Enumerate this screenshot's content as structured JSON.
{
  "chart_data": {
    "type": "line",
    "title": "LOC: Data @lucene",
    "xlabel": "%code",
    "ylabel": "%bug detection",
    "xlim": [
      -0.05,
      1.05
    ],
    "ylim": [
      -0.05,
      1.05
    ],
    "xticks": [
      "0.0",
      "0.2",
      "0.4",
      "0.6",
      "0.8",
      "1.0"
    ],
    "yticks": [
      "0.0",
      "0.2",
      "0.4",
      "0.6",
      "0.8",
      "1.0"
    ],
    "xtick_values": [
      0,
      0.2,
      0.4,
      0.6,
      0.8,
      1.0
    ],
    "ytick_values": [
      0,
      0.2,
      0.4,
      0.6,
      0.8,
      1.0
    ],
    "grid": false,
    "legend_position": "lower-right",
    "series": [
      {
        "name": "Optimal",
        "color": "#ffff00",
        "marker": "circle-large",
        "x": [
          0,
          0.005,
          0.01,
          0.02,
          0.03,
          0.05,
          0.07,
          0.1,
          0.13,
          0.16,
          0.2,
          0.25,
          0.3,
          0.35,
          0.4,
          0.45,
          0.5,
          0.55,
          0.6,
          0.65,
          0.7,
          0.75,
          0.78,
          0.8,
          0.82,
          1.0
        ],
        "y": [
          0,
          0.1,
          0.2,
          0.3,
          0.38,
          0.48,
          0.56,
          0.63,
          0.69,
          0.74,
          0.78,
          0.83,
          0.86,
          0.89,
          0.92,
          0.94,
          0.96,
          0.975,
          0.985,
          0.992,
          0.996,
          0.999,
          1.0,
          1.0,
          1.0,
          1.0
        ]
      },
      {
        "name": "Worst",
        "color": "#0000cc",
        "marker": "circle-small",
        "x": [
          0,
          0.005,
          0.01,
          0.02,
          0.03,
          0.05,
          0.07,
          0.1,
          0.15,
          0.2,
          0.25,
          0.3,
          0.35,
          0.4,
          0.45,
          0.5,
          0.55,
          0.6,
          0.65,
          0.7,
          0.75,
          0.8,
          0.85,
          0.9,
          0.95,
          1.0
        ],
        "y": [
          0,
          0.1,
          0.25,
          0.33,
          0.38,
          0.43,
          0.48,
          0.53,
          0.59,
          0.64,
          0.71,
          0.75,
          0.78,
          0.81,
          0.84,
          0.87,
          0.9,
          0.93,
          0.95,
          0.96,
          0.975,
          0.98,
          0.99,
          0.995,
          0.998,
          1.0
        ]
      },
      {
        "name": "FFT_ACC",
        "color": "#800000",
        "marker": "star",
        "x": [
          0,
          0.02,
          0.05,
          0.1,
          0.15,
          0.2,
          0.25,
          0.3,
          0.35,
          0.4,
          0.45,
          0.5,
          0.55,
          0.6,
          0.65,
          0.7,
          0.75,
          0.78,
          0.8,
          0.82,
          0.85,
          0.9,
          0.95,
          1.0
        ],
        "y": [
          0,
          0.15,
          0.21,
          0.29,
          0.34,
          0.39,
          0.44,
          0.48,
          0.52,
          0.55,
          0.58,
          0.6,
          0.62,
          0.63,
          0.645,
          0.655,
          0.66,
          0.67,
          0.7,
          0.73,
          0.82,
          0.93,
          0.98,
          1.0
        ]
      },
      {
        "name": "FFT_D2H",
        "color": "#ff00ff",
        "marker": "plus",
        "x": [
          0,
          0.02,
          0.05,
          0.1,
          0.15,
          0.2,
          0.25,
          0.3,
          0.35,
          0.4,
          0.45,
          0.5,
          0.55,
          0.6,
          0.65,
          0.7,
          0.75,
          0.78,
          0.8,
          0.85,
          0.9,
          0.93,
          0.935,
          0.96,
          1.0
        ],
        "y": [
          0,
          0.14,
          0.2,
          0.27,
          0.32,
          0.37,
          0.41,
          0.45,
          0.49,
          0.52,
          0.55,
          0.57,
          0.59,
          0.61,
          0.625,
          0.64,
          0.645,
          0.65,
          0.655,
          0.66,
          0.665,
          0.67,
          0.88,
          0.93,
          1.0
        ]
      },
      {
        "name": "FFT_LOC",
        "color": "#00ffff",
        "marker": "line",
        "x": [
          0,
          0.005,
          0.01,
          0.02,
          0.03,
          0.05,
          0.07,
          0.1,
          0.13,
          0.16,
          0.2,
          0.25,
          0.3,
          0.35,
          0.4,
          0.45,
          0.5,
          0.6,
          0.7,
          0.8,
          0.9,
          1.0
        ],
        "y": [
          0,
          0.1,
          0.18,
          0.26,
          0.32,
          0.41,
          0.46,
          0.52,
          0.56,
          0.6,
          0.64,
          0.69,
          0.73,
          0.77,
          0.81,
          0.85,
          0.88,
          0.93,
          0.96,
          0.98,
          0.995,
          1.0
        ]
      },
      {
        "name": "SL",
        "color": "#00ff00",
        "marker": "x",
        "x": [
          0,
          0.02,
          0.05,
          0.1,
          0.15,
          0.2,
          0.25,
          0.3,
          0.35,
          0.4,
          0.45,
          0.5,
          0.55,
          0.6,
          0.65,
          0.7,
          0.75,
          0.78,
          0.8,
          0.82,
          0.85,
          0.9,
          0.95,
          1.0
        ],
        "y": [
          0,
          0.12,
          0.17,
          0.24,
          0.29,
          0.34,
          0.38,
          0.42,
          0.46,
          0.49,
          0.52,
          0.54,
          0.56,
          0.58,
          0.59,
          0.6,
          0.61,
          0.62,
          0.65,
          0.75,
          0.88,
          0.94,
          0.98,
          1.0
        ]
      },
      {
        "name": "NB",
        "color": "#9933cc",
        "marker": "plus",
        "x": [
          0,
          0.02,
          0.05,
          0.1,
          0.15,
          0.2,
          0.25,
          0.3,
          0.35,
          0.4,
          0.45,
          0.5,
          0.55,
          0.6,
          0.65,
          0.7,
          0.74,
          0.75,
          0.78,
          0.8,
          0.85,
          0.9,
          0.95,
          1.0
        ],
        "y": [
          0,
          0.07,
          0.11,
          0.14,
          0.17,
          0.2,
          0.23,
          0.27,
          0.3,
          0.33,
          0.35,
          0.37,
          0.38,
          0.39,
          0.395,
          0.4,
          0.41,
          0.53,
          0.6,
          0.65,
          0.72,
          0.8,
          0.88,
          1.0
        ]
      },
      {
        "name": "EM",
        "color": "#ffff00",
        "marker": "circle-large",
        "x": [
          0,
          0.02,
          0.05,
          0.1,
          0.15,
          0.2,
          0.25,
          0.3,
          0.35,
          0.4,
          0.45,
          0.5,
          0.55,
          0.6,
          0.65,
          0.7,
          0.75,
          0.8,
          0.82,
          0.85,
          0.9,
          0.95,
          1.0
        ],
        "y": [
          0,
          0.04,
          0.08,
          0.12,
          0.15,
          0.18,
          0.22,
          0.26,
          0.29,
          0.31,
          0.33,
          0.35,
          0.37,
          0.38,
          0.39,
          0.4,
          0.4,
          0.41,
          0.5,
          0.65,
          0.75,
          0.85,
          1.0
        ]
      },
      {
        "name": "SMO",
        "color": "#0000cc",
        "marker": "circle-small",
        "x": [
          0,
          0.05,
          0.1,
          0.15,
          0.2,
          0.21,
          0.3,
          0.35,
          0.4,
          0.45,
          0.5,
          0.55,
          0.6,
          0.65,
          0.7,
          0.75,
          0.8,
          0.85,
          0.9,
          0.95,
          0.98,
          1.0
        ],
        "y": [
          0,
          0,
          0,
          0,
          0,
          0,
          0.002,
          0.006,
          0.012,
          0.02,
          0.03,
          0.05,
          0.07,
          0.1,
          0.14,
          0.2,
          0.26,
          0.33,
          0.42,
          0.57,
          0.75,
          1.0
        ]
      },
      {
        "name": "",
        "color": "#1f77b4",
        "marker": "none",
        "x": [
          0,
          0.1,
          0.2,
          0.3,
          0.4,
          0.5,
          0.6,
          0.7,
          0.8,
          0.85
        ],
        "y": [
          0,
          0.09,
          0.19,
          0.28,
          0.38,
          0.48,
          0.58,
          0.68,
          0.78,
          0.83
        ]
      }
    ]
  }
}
§
GOAL OF THE EXERCISE ::
Check each line of the records for the string "name" and state how many lines contain it. Give only the number.

THE REPLY ::
10